Aim of the task -> Pick every line with "cycle" from the material below.

── Exercise input ──

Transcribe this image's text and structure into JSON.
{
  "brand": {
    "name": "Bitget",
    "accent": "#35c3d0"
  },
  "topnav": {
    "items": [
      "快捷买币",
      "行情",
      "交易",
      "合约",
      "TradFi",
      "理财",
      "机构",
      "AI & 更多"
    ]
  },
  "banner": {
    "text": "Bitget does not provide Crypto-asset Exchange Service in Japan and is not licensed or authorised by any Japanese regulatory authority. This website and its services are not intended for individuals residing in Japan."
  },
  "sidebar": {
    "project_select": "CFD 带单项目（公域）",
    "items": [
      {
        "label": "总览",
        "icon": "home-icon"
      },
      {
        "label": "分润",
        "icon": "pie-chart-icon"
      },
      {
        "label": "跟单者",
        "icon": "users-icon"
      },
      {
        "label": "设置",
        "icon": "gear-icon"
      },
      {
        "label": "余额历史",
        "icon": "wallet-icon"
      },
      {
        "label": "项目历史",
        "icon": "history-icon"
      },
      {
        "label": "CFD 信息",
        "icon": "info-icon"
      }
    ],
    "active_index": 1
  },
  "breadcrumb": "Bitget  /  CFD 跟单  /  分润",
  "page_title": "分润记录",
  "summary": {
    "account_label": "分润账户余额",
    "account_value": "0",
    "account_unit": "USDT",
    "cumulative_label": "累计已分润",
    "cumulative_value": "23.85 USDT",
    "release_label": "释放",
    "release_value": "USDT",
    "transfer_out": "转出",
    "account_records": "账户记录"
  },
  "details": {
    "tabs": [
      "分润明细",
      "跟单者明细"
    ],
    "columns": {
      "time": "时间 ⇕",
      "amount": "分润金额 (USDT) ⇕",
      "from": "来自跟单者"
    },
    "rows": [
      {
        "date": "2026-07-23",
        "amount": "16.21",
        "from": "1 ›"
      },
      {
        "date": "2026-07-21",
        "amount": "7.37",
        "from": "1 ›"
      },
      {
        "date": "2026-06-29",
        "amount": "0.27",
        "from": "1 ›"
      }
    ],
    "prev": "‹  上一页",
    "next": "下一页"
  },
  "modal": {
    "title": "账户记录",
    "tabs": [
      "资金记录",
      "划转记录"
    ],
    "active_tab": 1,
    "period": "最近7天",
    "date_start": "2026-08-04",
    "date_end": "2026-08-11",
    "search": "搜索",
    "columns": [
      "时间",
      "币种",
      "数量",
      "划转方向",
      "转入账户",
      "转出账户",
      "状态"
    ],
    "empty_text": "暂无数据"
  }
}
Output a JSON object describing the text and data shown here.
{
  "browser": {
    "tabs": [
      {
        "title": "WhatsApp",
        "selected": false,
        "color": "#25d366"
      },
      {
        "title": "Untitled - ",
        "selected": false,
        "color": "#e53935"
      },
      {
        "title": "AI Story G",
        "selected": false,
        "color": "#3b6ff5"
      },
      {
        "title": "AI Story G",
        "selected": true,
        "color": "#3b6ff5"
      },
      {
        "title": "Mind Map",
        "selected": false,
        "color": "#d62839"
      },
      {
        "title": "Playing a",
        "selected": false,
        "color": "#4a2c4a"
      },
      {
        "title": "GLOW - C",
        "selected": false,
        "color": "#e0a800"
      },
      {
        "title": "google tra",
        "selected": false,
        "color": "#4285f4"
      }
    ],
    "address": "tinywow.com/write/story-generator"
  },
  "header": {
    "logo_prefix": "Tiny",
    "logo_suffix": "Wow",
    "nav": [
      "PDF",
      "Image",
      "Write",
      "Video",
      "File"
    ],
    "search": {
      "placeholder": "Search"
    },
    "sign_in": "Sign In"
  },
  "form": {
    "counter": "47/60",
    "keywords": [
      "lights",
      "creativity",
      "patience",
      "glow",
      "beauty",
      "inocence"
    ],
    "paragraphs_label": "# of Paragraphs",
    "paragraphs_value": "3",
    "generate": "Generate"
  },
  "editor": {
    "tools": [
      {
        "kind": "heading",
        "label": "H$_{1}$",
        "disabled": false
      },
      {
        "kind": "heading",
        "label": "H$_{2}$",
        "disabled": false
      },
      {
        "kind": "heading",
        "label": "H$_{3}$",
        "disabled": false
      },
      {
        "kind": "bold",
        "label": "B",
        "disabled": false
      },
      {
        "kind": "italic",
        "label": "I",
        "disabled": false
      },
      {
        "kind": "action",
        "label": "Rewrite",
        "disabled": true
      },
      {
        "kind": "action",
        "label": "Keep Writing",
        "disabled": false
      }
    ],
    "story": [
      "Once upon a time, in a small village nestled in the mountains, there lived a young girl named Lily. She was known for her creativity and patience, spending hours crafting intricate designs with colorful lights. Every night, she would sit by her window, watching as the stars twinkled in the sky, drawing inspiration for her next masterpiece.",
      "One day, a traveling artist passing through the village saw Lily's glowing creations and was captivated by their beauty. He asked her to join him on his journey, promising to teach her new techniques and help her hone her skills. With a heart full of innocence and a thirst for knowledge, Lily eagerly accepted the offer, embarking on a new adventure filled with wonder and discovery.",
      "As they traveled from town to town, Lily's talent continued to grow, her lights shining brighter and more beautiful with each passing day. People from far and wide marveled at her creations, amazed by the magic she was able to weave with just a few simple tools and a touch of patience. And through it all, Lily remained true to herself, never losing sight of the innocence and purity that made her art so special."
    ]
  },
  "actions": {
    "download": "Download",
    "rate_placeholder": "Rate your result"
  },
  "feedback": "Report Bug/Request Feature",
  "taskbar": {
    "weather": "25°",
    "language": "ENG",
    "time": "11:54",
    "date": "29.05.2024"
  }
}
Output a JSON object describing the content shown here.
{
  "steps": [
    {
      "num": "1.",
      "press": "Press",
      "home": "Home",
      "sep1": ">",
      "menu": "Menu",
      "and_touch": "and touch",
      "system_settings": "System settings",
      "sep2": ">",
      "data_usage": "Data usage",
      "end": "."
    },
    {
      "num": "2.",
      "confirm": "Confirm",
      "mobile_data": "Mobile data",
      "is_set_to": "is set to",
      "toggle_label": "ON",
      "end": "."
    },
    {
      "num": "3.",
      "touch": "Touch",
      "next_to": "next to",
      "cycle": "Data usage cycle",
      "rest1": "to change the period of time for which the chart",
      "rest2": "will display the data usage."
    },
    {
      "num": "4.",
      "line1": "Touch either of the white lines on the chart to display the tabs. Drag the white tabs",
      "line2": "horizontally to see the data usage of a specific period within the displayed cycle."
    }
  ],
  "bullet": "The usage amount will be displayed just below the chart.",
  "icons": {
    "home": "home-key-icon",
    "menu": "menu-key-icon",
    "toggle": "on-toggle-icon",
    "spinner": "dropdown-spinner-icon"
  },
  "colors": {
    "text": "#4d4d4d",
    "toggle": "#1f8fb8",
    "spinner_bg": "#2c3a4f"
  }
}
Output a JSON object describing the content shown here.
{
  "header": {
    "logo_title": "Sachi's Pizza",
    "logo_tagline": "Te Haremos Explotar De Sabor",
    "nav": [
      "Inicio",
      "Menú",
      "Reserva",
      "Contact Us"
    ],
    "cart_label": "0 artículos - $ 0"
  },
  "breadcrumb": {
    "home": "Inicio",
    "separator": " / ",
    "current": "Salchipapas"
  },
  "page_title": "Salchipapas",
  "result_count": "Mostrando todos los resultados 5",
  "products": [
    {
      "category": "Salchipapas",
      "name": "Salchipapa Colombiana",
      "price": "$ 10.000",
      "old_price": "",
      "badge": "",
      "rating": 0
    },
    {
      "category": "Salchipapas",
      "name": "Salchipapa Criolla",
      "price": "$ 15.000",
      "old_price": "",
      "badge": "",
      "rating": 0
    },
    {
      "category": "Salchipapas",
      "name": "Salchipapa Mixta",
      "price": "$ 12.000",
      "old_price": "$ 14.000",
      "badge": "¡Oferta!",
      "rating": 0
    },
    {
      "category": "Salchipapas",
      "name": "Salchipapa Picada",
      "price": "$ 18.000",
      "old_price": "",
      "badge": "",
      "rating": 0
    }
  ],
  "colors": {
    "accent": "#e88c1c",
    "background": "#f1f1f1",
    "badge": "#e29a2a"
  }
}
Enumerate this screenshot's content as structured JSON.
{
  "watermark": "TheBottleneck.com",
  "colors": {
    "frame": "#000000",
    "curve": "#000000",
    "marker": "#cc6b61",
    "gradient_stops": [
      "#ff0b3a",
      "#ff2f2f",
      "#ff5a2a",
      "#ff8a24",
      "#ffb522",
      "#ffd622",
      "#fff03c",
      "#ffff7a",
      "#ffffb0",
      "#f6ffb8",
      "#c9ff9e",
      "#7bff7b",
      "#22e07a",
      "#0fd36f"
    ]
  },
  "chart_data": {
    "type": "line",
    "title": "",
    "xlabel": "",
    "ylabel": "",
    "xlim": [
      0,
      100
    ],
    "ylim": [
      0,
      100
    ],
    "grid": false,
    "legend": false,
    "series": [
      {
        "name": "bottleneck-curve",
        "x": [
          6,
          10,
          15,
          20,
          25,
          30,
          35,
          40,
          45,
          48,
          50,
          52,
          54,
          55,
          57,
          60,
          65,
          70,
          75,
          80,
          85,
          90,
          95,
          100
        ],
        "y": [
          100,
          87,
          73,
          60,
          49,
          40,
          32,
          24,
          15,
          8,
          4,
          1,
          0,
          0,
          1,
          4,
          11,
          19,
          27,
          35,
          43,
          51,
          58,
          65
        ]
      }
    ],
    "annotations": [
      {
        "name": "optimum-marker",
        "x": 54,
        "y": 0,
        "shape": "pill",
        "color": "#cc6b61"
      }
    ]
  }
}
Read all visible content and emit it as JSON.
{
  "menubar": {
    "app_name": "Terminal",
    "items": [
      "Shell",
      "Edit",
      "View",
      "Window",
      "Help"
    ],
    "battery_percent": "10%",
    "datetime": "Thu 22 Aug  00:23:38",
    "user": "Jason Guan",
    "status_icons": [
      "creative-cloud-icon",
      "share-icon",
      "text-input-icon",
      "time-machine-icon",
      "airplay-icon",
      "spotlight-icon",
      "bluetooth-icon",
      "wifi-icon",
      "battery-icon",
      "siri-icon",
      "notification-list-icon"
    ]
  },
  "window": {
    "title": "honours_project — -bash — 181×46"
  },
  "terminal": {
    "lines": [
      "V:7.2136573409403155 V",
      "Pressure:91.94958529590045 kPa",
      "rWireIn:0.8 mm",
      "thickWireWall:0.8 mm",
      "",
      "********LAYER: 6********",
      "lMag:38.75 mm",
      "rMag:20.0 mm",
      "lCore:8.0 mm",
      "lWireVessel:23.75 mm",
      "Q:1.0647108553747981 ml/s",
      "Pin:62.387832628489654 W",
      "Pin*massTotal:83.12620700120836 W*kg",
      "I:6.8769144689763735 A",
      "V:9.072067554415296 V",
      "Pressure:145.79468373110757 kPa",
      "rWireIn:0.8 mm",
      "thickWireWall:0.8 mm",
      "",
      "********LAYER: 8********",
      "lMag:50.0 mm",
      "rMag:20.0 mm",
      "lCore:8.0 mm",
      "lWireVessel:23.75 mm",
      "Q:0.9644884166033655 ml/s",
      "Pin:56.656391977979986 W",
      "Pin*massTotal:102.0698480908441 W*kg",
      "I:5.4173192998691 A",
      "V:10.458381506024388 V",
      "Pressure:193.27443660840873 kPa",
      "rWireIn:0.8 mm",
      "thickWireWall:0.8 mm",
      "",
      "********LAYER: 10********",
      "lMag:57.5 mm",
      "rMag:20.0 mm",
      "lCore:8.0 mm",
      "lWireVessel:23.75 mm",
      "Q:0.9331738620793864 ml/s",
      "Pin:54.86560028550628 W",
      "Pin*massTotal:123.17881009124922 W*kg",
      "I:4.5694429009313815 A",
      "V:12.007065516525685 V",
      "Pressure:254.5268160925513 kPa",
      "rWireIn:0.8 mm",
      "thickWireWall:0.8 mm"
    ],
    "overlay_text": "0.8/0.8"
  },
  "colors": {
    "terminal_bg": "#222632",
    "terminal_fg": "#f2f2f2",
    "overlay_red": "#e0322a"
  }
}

───

Solution for this problem ->
      "cycle": "Data usage cycle",
      "line2": "horizontally to see the data usage of a specific period within the displayed cycle."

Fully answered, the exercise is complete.